◆ Task brief: All of the data must be printed exactly; please include every line.

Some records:
- - - - -

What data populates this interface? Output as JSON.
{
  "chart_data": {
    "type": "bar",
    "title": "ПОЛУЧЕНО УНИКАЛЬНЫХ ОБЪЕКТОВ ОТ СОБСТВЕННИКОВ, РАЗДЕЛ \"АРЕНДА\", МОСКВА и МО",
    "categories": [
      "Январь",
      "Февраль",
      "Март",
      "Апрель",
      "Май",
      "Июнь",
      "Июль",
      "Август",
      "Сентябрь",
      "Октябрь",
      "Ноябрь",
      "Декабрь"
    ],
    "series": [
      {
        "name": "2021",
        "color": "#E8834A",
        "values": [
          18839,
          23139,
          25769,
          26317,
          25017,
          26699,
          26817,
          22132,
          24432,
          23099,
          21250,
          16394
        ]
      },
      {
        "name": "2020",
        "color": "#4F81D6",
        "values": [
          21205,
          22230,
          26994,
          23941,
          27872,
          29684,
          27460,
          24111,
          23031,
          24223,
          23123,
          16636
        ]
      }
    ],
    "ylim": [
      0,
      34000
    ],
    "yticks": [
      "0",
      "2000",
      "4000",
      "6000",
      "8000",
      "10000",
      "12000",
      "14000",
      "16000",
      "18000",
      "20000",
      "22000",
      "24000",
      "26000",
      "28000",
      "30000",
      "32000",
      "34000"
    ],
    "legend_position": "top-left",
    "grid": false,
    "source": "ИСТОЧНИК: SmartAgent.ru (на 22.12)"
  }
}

- - - - -

◆ The completed task:
What data populates this interface? Output as JSON.
{
  "chart_data": {
    "type": "bar",
    "title": "ПОЛУЧЕНО УНИКАЛЬНЫХ ОБЪЕКТОВ ОТ СОБСТВЕННИКОВ, РАЗДЕЛ \"АРЕНДА\", МОСКВА и МО",
    "categories": [
      "Январь",
      "Февраль",
      "Март",
      "Апрель",
      "Май",
      "Июнь",
      "Июль",
      "Август",
      "Сентябрь",
      "Октябрь",
      "Ноябрь",
      "Декабрь"
    ],
    "series": [
      {
        "name": "2021",
        "color": "#E8834A",
        "values": [
          18839,
          23139,
          25769,
          26317,
          25017,
          26699,
          26817,
          22132,
          24432,
          23099,
          21250,
          16394
        ]
      },
      {
        "name": "2020",
        "color": "#4F81D6",
        "values": [
          21205,
          22230,
          26994,
          23941,
          27872,
          29684,
          27460,
          24111,
          23031,
          24223,
          23123,
          16636
        ]
      }
    ],
    "ylim": [
      0,
      34000
    ],
    "yticks": [
      "0",
      "2000",
      "4000",
      "6000",
      "8000",
      "10000",
      "12000",
      "14000",
      "16000",
      "18000",
      "20000",
      "22000",
      "24000",
      "26000",
      "28000",
      "30000",
      "32000",
      "34000"
    ],
    "legend_position": "top-left",
    "grid": false,
    "source": "ИСТОЧНИК: SmartAgent.ru (на 22.12)"
  }
}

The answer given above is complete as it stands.